▶ _SET TASK_
Locate each line below that includes "JSON" and reproduce it.

▶ _ROWS_
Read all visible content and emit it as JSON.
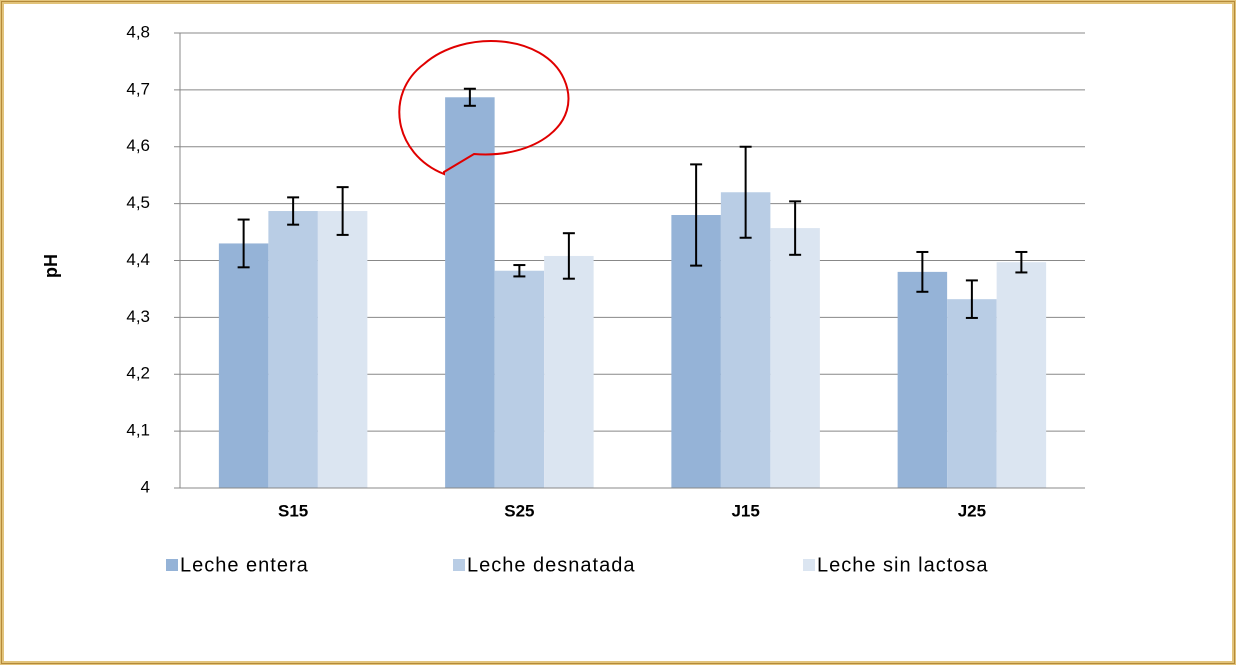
{
  "chart_data": {
    "type": "bar",
    "y_label": "pH",
    "categories": [
      "S15",
      "S25",
      "J15",
      "J25"
    ],
    "series": [
      {
        "name": "Leche entera",
        "color": "#95b3d7",
        "values": [
          4.43,
          4.687,
          4.48,
          4.38
        ],
        "errors": [
          0.042,
          0.015,
          0.089,
          0.035
        ]
      },
      {
        "name": "Leche desnatada",
        "color": "#b9cde5",
        "values": [
          4.487,
          4.382,
          4.52,
          4.332
        ],
        "errors": [
          0.024,
          0.01,
          0.08,
          0.033
        ]
      },
      {
        "name": "Leche sin lactosa",
        "color": "#dbe5f1",
        "values": [
          4.487,
          4.408,
          4.457,
          4.397
        ],
        "errors": [
          0.042,
          0.04,
          0.047,
          0.018
        ]
      }
    ],
    "ylim": [
      4,
      4.8
    ],
    "yticks": [
      4,
      {
        "value": 4.1,
        "label": "4,1"
      },
      {
        "value": 4.2,
        "label": "4,2"
      },
      {
        "value": 4.3,
        "label": "4,3"
      },
      {
        "value": 4.4,
        "label": "4,4"
      },
      {
        "value": 4.5,
        "label": "4,5"
      },
      {
        "value": 4.6,
        "label": "4,6"
      },
      {
        "value": 4.7,
        "label": "4,7"
      },
      {
        "value": 4.8,
        "label": "4,8"
      }
    ],
    "grid": true
  }
}
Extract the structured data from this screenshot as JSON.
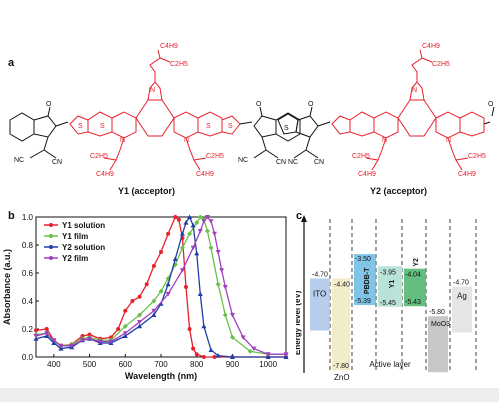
{
  "panels": {
    "a": "a",
    "b": "b",
    "c": "c"
  },
  "structures": {
    "y1_label": "Y1 (acceptor)",
    "y2_label": "Y2 (acceptor)",
    "top_chain_y1": [
      "C4H9",
      "C2H5"
    ],
    "top_chain_y2": [
      "C4H9",
      "C2H5"
    ],
    "side_chains": [
      "C2H5",
      "C4H9",
      "C4H9",
      "C2H5"
    ],
    "nitrile": "NC",
    "nitrile_r": "CN",
    "atoms": {
      "N": "N",
      "S": "S",
      "O": "O"
    }
  },
  "colors": {
    "y1_solution": "#e8202a",
    "y1_film": "#6cc04a",
    "y2_solution": "#1f3fa8",
    "y2_film": "#a040c0",
    "core_red": "#e8202a",
    "ito": "#a9c6e8",
    "zno": "#f3ecc9",
    "pbdbt": "#55b0e0",
    "y1_col": "#b9e3d8",
    "y2_col": "#49b36a",
    "moo3": "#b9b9b9",
    "ag": "#e5e5e5"
  },
  "chart_data": [
    {
      "type": "line",
      "title": "",
      "xlabel": "Wavelength (nm)",
      "ylabel": "Absorbance (a.u.)",
      "xlim": [
        350,
        1050
      ],
      "ylim": [
        0,
        1.0
      ],
      "xticks": [
        400,
        500,
        600,
        700,
        800,
        900,
        1000
      ],
      "yticks": [
        0.0,
        0.2,
        0.4,
        0.6,
        0.8,
        1.0
      ],
      "legend": "top-left",
      "series": [
        {
          "name": "Y1 solution",
          "x": [
            350,
            380,
            400,
            420,
            450,
            480,
            500,
            530,
            560,
            580,
            600,
            620,
            640,
            660,
            680,
            700,
            720,
            740,
            750,
            760,
            770,
            780,
            790,
            800,
            820,
            850,
            900,
            1000,
            1050
          ],
          "y": [
            0.19,
            0.2,
            0.12,
            0.08,
            0.09,
            0.15,
            0.16,
            0.13,
            0.14,
            0.2,
            0.33,
            0.4,
            0.43,
            0.52,
            0.65,
            0.75,
            0.88,
            1.0,
            0.98,
            0.85,
            0.5,
            0.2,
            0.06,
            0.02,
            0.0,
            0.0,
            0.0,
            0.0,
            0.0
          ]
        },
        {
          "name": "Y1 film",
          "x": [
            350,
            380,
            400,
            420,
            450,
            480,
            500,
            530,
            560,
            600,
            640,
            680,
            700,
            720,
            740,
            760,
            780,
            800,
            810,
            820,
            830,
            840,
            860,
            880,
            900,
            950,
            1000,
            1050
          ],
          "y": [
            0.16,
            0.17,
            0.11,
            0.08,
            0.09,
            0.13,
            0.14,
            0.12,
            0.12,
            0.22,
            0.3,
            0.4,
            0.47,
            0.56,
            0.66,
            0.78,
            0.88,
            0.96,
            1.0,
            0.98,
            0.9,
            0.78,
            0.52,
            0.3,
            0.14,
            0.04,
            0.02,
            0.02
          ]
        },
        {
          "name": "Y2 solution",
          "x": [
            350,
            380,
            400,
            420,
            450,
            480,
            500,
            530,
            560,
            600,
            640,
            680,
            700,
            720,
            740,
            760,
            770,
            780,
            790,
            800,
            810,
            820,
            840,
            860,
            900,
            1000,
            1050
          ],
          "y": [
            0.13,
            0.15,
            0.1,
            0.06,
            0.07,
            0.12,
            0.13,
            0.1,
            0.1,
            0.15,
            0.22,
            0.3,
            0.38,
            0.52,
            0.7,
            0.88,
            0.96,
            1.0,
            0.94,
            0.74,
            0.45,
            0.22,
            0.05,
            0.01,
            0.0,
            0.0,
            0.0
          ]
        },
        {
          "name": "Y2 film",
          "x": [
            350,
            380,
            400,
            420,
            450,
            480,
            500,
            530,
            560,
            600,
            640,
            680,
            720,
            760,
            790,
            810,
            820,
            830,
            840,
            850,
            860,
            870,
            880,
            900,
            930,
            960,
            1000,
            1050
          ],
          "y": [
            0.15,
            0.17,
            0.12,
            0.08,
            0.08,
            0.12,
            0.13,
            0.11,
            0.11,
            0.17,
            0.25,
            0.33,
            0.45,
            0.62,
            0.78,
            0.9,
            0.97,
            1.0,
            0.97,
            0.88,
            0.75,
            0.62,
            0.5,
            0.3,
            0.14,
            0.06,
            0.02,
            0.02
          ]
        }
      ]
    },
    {
      "type": "diagram",
      "ylabel": "Energy level (eV)",
      "layers": [
        {
          "name": "ITO",
          "lower": "-4.70"
        },
        {
          "name": "ZnO",
          "upper": "-4.40",
          "lower": "-7.80"
        },
        {
          "name": "PBDB-T",
          "upper": "-3.50",
          "lower": "-5.39"
        },
        {
          "name": "Y1",
          "upper": "-3.95",
          "lower": "-5.45"
        },
        {
          "name": "Y2",
          "upper": "-4.04",
          "lower": "-5.43"
        },
        {
          "name": "MoO3",
          "lower": "-5.80"
        },
        {
          "name": "Ag",
          "lower": "-4.70"
        }
      ],
      "active_layer_label": "Active layer"
    }
  ]
}
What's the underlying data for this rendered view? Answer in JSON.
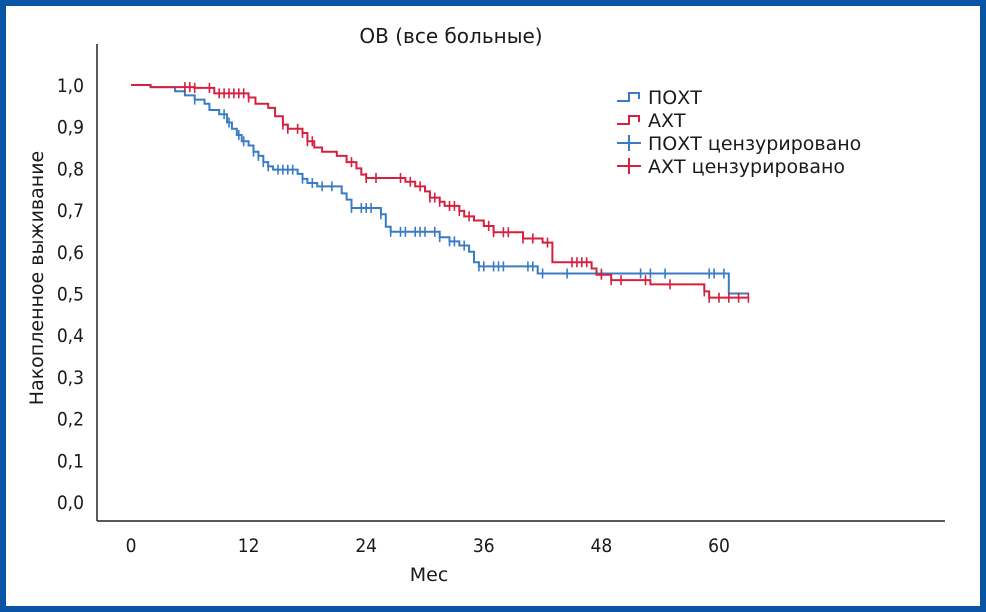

▶ _WRITTEN RESPONSE_
Read all visible content and emit it as JSON.
Extract the structured data from this screenshot as JSON.
What's the underlying data for this rendered view? Answer in JSON.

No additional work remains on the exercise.